:: Given passage ::
June 26, Elvis' mother and father moved temporarily to Killeen,
Texas near the base. Elvis applied for and received permission to live off base
with them - off-base living being an option any G.I. had the option of applying
for. Elvis obtained a three-bedroom trailer home and moved there with his
parents, grandmother Minnie Mae, and friend Lamar Fike.
July 1, When the trailer became a little too cramped, following
the arrival of cousins Gene and Junior Smith, Elvis simply rented a house where
he could stay with his family on the weekends while undergoing advanced tank
training during the week. Friends would drop by, and Gladys would prepare food
for everyone.
July 2, 'King Creole' opens in theaters nationwide.
August 8, All though the summer Gladys has been feeling ill.
As her condition worsens Elvis insists that she do something about it, putting
his parents on a train to Memphis so that she can see her personal physician,
Dr. Charles Clarke.
August 9, Responding to an 11.30am emergency call, an ambulance
transports Mrs. Presley from Graceland to Methodist Hospital, where her
condition is listed as grave.
Elvis completes Advanced Tank Training.
August 11, Elvis commences his Basic unit Training.
August 12, After more effort than it would take for any
ordinary soldier, including calls from Gladys' Doctor to military personnel in
Washington and Elvis' desperate threat to go AWAOL, Elvis is finally granted
emergency leave, flying from Fort Worth to Texas with Lamar Fike and going
straight to the hospital.
Presley: August, 1958 - Methodist Hospital
August 13,Vernon remains
at his wife's side throughout the night, while Elvis after spending the evening
at home, returns in the morning and again in the afternoon,
not leaving until close to midnight.
August 1958
August 1958
August 14, At approximately 3.15am, with her husband at her side Gladys Love Presley dies at the age of 46.
Both Elvis and Vernon are inconsolable. In the early afternoon with hundreds of
fans at the gates, Gladys is brought home to Graceland. Elvis wants the funeral
conducted at the house but the Colonel convinces Elvis that security will not be
able to be effectively maintained and arrangements are made to have the service
at The Memphis Funeral Home.
:::
* Work item A *
In the Elvis Presley timeline, list each August day that begins a dated entry.
* Work item B *
Carry on the Elvis Presley timeline above, starting after its final sentence about the funeral service.
:: Data shown ::
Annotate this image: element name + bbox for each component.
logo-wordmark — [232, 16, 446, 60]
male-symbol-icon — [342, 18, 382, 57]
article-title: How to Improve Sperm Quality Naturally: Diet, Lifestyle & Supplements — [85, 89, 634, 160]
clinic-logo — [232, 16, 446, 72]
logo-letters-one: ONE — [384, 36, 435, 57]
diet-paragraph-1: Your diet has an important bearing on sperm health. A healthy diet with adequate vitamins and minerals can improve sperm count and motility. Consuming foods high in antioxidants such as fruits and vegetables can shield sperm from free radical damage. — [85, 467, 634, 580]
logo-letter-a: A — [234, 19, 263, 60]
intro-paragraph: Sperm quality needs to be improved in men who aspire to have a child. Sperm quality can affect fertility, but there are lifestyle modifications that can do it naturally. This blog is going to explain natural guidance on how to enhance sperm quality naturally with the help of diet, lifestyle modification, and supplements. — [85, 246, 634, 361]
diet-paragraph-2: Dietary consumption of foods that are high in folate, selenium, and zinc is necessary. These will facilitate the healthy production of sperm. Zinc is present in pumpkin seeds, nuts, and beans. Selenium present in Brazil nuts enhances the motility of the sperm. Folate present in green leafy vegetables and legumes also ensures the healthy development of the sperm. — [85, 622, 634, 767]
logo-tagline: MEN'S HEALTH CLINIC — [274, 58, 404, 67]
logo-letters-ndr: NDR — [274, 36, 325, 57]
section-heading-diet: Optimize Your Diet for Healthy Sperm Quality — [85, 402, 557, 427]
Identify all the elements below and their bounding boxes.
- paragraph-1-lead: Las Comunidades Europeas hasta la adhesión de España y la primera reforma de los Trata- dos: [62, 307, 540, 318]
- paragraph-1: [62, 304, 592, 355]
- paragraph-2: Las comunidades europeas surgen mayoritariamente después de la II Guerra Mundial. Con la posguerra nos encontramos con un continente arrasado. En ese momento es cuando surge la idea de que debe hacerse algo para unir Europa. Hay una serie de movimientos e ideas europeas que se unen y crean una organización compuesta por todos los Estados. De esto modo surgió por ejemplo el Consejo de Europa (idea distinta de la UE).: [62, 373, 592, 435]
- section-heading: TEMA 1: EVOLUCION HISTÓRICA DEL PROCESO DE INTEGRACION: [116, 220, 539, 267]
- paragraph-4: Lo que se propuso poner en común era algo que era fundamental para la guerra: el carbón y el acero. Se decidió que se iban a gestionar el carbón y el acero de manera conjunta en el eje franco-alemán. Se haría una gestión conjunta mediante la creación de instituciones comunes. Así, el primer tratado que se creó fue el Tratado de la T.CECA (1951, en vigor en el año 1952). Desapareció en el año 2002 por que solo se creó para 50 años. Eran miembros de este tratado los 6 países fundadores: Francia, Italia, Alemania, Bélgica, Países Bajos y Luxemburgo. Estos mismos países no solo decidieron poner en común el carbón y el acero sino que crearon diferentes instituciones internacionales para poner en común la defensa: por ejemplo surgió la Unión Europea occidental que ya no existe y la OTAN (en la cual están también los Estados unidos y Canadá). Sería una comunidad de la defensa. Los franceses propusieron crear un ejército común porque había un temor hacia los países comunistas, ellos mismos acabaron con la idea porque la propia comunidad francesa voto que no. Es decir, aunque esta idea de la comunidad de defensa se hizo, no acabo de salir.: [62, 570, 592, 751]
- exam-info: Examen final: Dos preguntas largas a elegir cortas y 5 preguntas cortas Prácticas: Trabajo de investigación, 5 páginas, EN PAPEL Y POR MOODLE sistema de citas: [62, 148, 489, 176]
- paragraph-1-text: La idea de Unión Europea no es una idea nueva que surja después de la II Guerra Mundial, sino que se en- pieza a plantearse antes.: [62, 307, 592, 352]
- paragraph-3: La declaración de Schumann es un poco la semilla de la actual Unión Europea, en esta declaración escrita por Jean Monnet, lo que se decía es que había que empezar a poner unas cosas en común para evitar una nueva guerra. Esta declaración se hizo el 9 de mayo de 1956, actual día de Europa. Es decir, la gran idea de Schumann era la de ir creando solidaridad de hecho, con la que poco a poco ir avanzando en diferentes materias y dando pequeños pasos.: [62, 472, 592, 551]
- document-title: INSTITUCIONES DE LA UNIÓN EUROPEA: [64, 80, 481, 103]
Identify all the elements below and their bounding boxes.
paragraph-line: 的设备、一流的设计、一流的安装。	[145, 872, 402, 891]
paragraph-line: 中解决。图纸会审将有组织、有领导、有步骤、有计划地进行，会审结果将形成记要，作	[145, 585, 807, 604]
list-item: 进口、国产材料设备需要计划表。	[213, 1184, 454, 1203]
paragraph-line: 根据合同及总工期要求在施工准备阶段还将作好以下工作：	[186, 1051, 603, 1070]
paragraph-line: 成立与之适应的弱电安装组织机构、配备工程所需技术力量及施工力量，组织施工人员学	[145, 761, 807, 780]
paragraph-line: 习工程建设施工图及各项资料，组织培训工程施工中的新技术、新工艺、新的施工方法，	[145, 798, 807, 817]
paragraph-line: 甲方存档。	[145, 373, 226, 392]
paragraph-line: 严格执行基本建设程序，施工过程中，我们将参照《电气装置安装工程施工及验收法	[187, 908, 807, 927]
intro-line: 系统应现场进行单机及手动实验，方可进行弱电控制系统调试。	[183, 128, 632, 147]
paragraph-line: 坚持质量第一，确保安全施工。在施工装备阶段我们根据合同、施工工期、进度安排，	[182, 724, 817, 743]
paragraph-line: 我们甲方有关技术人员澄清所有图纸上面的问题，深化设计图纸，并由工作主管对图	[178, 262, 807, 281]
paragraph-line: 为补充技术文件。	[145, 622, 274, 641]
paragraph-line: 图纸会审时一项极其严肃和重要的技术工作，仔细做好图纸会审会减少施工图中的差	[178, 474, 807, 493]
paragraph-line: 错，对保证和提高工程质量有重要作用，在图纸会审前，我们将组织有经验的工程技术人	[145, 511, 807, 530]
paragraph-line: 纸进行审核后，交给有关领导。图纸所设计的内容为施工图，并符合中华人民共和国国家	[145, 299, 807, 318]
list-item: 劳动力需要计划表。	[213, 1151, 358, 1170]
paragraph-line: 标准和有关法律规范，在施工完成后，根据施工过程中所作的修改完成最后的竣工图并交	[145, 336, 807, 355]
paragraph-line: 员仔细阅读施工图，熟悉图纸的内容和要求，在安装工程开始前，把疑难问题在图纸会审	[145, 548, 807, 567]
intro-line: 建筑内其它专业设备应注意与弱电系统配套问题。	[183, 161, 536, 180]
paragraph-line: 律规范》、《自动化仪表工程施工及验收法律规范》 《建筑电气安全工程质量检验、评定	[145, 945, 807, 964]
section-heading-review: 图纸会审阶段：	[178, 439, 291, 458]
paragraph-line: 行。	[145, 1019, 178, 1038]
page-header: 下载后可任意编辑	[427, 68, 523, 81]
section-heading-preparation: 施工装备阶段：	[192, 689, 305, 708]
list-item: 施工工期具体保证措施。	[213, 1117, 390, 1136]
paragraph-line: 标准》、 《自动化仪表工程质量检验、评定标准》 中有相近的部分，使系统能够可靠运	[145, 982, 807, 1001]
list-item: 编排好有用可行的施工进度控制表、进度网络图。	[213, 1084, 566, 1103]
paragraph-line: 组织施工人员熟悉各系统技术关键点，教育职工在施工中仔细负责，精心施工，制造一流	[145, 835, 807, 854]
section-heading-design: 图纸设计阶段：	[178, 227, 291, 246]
:::
* Task result A *
August 8, August 9, August 11, August 12, August 13, August 14

* Task result B *
August 15, Gladys funeral is held at 3:30pm. Elvis sobbed
hysterically while Gladys' favorite gospel group, the Blackwood Brothers,
performed at the service in the Memphis Funeral Home, and he was equally
inconsolable at her Forest Hill Cemetery grave site, crying out, 'Oh God,
everything I have is gone'. Elvis leans over the grave, crying out,
inconsolably, 'Goodbye, darling, goodbye. I love you so much. You know how much
I lived my whole life just for you'. The mourning continued through the next few
days as Elvis was granted extended leave. Evidently his fans were grieving too
-- they sent him more than 100,000 cards and letters, around 500 telegrams, and
more than 200 floral arrangements to express their sympathy for his loss.
Still, even though it would never be the same, life had to carry on.
August 16, Elvis insists upon attending the funeral of Red West's Father who died the previous day.
later in the afternoon Elvis insists on visiting his mothers grave.
August 18, Elvis' seven-day leave is extended for five more
days, during which the Memphis Highway Patrol tries to cheer Elvis up by giving
him helicopter rides over Graceland and the city.
Army Helicopter
The Memphis Highway Patrol tries to cheer Elvis up with helicopter rides over Graceland
August 24, Elvis returns to Fort Hood, leaving instructions
that nothing is to be altered in his mothers room while he is gone.
September 11, Elvis is assigned to the 1st Medium Tank Battalion, 32nd Armor, 3rd Armored Division in what was then known as West Germany.
September 19, Elvis leaves Fort Hood on a troop train bound for the Brooklyn Army Terminal in New York.
September 22, The troop train arrives in Brooklyn at 9.00am.
Along the way, Colonel Tom Parker organized a press conference when Elvis' troop
train arrived in Brooklyn, New York, at which he answered questions about his
army duty, his music, and his Mom. He offered a heartfelt account of his
continued mourning to the assembled reporters: 'Everyone
loses their mother, but I was an only child, and Mother was always right with me
all my life. And it wasn't only like losing a mother, it was like losing a
friend, a companion, someone to talk to. I could wake her up any hour of the
night if I was worried or troubled about something ...she'd get up and try to
help me'. After the press
conference Elvis boarded the U.S.S. Randall-
he walks up the gangplank of the USS Randall eight times, toting a borrowed
duffel bag, so the assembled photographers and camera men can all get a good shot.
U.S.S. Randall On The Way To Germany
During the crossing Elvis and Charlie Hodge became fast
friends. They bunked together at Elvis' request and Charlie cheers him up with
jokes and tales of show business.
Together they are put in charge of a shipboard talent show in which Elvis plays
piano in the back up band (at the Colonels explicit instructions, he does not
sing) while Charlie acts as MC.
Army Piano
Rockin' The Randall - Elvis plays piano on the U.S.S. Randall
Arriving in Germany on and October
1, Elvis' unit was stationed in Friedberg, Germany. Upon arrival he was
assigned to the Ray Caserne barracks. He served in Company C, a scout platoon.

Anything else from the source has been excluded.